Report the count of lines holding "xlabel" in the records, with no other words.

* [Material for the task]
>> begin

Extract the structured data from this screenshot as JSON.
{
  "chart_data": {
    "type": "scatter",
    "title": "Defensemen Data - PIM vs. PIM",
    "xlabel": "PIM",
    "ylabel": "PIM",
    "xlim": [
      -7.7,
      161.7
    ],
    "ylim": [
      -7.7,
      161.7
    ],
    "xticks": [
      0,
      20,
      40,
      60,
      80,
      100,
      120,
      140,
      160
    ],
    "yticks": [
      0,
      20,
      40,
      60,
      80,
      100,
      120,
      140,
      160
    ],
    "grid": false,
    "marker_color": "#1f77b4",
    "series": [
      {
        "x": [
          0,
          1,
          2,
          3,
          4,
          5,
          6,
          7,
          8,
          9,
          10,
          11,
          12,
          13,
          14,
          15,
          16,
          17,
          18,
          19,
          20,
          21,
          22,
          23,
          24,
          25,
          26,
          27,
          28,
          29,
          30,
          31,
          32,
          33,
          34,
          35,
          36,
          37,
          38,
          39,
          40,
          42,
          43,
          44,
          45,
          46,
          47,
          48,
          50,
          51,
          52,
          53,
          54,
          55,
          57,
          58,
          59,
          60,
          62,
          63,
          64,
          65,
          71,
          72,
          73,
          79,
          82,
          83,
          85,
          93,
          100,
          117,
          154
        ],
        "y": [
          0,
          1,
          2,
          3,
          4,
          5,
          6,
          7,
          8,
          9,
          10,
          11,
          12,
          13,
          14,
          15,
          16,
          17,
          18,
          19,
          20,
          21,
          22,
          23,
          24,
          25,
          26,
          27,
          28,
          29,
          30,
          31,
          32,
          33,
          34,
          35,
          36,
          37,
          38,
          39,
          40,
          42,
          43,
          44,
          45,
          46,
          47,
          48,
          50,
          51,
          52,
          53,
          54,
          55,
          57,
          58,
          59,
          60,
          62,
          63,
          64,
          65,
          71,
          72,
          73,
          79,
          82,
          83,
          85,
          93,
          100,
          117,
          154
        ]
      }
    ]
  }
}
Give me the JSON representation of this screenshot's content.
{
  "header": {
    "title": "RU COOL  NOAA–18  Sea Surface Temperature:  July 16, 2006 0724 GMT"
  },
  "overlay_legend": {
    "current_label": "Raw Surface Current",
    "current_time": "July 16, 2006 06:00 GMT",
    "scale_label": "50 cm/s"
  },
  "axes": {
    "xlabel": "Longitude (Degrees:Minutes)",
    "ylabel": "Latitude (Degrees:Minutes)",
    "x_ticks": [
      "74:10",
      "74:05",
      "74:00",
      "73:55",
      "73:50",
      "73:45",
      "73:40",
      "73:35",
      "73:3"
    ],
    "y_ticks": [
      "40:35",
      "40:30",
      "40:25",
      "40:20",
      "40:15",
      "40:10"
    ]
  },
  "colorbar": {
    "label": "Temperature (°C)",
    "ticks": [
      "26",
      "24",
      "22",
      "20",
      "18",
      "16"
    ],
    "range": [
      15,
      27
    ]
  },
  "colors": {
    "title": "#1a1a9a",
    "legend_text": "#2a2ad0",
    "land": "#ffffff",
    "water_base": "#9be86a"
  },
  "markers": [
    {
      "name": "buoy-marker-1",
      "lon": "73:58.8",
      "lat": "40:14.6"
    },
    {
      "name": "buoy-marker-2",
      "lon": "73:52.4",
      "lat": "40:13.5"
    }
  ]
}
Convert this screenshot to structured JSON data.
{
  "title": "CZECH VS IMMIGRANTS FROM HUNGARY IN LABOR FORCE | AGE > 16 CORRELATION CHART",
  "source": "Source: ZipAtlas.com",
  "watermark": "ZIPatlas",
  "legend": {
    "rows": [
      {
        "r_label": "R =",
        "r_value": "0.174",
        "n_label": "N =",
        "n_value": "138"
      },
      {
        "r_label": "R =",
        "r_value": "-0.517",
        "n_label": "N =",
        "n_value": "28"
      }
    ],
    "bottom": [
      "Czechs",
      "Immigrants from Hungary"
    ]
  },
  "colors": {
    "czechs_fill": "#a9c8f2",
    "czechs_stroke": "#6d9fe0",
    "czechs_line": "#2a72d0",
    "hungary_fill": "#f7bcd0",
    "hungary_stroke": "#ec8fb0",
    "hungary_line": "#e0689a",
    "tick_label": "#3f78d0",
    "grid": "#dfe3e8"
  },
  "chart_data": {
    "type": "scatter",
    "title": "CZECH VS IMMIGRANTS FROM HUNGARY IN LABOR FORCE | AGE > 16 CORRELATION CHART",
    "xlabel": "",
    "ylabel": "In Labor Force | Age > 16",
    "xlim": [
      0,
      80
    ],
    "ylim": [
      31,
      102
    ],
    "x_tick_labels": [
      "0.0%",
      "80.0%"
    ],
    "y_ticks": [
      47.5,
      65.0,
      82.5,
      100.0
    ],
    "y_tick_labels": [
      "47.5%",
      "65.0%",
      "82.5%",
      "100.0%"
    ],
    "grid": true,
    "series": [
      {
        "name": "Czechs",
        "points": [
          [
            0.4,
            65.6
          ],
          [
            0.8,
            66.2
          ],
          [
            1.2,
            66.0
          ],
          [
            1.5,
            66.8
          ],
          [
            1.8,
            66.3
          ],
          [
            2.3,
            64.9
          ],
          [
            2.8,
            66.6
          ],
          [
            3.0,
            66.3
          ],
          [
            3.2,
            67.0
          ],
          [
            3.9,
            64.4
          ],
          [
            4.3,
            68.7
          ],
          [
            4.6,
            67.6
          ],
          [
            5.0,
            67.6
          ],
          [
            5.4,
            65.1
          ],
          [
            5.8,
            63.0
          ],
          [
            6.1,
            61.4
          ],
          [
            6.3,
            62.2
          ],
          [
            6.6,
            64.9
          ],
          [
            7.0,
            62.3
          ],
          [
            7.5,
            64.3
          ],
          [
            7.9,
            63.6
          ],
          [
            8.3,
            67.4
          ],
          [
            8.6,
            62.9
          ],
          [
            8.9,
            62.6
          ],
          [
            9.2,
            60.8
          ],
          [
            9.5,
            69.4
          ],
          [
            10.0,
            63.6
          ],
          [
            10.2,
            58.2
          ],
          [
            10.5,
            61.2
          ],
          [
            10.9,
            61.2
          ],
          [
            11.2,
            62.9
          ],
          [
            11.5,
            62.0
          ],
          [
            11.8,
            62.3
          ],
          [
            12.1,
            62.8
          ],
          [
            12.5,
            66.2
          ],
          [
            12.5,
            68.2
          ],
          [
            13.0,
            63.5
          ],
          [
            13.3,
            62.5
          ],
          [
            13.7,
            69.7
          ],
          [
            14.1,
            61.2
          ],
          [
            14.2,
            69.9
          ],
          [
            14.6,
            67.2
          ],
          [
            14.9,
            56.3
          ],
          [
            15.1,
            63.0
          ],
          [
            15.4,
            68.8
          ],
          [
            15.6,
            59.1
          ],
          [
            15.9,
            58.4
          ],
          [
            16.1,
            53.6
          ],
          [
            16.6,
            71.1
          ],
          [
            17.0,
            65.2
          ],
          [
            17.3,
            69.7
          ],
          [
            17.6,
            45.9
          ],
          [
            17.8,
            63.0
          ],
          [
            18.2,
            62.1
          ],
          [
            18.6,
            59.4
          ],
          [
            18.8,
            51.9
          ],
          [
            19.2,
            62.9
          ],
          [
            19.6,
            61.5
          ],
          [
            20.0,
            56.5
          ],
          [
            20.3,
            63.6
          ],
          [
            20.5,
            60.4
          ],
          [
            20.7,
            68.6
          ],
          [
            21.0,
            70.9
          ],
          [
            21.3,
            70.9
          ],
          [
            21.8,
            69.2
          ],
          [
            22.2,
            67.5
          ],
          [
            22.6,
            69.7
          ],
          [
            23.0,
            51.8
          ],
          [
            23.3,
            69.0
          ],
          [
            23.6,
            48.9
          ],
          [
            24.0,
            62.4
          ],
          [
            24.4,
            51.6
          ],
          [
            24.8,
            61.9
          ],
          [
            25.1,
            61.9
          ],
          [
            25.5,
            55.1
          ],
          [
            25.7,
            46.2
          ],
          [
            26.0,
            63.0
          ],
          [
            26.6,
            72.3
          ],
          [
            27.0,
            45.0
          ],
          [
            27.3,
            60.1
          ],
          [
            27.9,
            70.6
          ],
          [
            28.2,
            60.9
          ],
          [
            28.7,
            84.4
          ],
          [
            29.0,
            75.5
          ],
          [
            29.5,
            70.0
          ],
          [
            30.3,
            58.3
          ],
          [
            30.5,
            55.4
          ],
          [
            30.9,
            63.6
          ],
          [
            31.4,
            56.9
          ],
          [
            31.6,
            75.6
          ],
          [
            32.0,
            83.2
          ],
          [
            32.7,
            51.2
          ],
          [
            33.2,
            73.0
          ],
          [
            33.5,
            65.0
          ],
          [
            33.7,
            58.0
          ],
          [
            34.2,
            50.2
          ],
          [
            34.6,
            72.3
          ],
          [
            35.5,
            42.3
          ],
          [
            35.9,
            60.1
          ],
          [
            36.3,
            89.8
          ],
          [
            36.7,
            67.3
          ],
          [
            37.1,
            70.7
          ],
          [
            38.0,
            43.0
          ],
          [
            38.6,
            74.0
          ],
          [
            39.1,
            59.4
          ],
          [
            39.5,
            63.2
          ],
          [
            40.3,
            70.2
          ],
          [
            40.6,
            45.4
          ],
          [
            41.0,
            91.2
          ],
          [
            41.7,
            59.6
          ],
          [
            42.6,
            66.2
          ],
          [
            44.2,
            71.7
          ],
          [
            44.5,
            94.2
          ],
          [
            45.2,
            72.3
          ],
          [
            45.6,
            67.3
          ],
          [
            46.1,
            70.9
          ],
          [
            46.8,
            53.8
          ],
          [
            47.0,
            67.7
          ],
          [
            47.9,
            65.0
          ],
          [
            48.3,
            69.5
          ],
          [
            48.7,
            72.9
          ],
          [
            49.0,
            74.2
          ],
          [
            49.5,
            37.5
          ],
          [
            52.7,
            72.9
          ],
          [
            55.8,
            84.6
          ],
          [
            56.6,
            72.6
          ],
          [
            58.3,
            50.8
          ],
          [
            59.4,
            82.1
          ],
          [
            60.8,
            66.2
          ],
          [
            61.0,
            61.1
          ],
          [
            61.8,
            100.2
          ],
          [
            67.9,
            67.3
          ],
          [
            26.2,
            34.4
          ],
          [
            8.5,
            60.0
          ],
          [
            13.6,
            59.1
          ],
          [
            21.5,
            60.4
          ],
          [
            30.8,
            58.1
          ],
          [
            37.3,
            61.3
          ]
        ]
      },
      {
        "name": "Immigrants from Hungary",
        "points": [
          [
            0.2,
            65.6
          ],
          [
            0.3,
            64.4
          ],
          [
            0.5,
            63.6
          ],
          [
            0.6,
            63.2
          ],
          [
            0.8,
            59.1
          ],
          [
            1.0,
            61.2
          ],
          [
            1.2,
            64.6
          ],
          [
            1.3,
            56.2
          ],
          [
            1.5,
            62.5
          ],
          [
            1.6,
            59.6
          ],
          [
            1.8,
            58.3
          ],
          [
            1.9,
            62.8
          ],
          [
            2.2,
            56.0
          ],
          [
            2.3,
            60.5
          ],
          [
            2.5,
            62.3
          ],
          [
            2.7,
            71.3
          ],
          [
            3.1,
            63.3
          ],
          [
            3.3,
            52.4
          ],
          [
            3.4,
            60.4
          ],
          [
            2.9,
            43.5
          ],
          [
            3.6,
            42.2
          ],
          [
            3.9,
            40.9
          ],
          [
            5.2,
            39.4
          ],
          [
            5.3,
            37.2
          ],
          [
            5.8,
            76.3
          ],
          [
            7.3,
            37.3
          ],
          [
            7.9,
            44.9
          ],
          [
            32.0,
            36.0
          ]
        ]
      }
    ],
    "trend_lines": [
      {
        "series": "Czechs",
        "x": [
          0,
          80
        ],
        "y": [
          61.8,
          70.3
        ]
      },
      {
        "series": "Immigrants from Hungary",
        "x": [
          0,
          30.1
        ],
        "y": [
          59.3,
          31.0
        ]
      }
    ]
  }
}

>> end

* [Solved problem]
3